__Records__:
▼
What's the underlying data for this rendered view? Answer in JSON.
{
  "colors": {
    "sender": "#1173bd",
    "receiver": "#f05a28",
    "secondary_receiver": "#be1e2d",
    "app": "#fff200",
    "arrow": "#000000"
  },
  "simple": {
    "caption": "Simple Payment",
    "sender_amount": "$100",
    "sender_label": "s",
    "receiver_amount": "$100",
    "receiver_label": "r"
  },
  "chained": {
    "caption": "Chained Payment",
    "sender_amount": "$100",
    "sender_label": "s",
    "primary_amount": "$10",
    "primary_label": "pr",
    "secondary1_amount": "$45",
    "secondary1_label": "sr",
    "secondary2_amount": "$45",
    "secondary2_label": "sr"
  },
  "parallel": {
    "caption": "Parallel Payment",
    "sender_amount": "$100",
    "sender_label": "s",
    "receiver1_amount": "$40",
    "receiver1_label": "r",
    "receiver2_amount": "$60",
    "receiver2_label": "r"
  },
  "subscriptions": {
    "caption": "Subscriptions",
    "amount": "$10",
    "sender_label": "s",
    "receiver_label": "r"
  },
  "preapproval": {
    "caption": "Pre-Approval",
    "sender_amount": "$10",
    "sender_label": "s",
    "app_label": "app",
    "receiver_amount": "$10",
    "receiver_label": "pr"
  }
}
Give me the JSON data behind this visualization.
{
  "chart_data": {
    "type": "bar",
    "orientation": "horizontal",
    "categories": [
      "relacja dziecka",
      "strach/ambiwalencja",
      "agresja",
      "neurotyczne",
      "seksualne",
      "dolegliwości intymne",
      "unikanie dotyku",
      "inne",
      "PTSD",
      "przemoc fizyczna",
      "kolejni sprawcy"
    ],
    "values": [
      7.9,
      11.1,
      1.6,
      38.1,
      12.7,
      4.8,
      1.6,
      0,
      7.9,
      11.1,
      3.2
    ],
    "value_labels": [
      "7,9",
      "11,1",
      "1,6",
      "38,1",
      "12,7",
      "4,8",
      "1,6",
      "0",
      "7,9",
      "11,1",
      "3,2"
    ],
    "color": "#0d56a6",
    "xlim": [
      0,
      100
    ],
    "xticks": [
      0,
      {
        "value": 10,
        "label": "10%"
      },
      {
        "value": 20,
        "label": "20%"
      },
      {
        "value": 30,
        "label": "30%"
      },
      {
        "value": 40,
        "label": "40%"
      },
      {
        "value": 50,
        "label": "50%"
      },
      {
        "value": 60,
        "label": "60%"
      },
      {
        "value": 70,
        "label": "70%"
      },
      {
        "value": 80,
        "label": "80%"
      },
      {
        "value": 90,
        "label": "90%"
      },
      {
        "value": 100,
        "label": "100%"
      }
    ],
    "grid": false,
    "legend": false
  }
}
▲
__Task details__:
From the records, copy every line that has the string "this" in it.

__Answer to the problem__:
What's the underlying data for this rendered view? Answer in JSON.
Give me the JSON data behind this visualization.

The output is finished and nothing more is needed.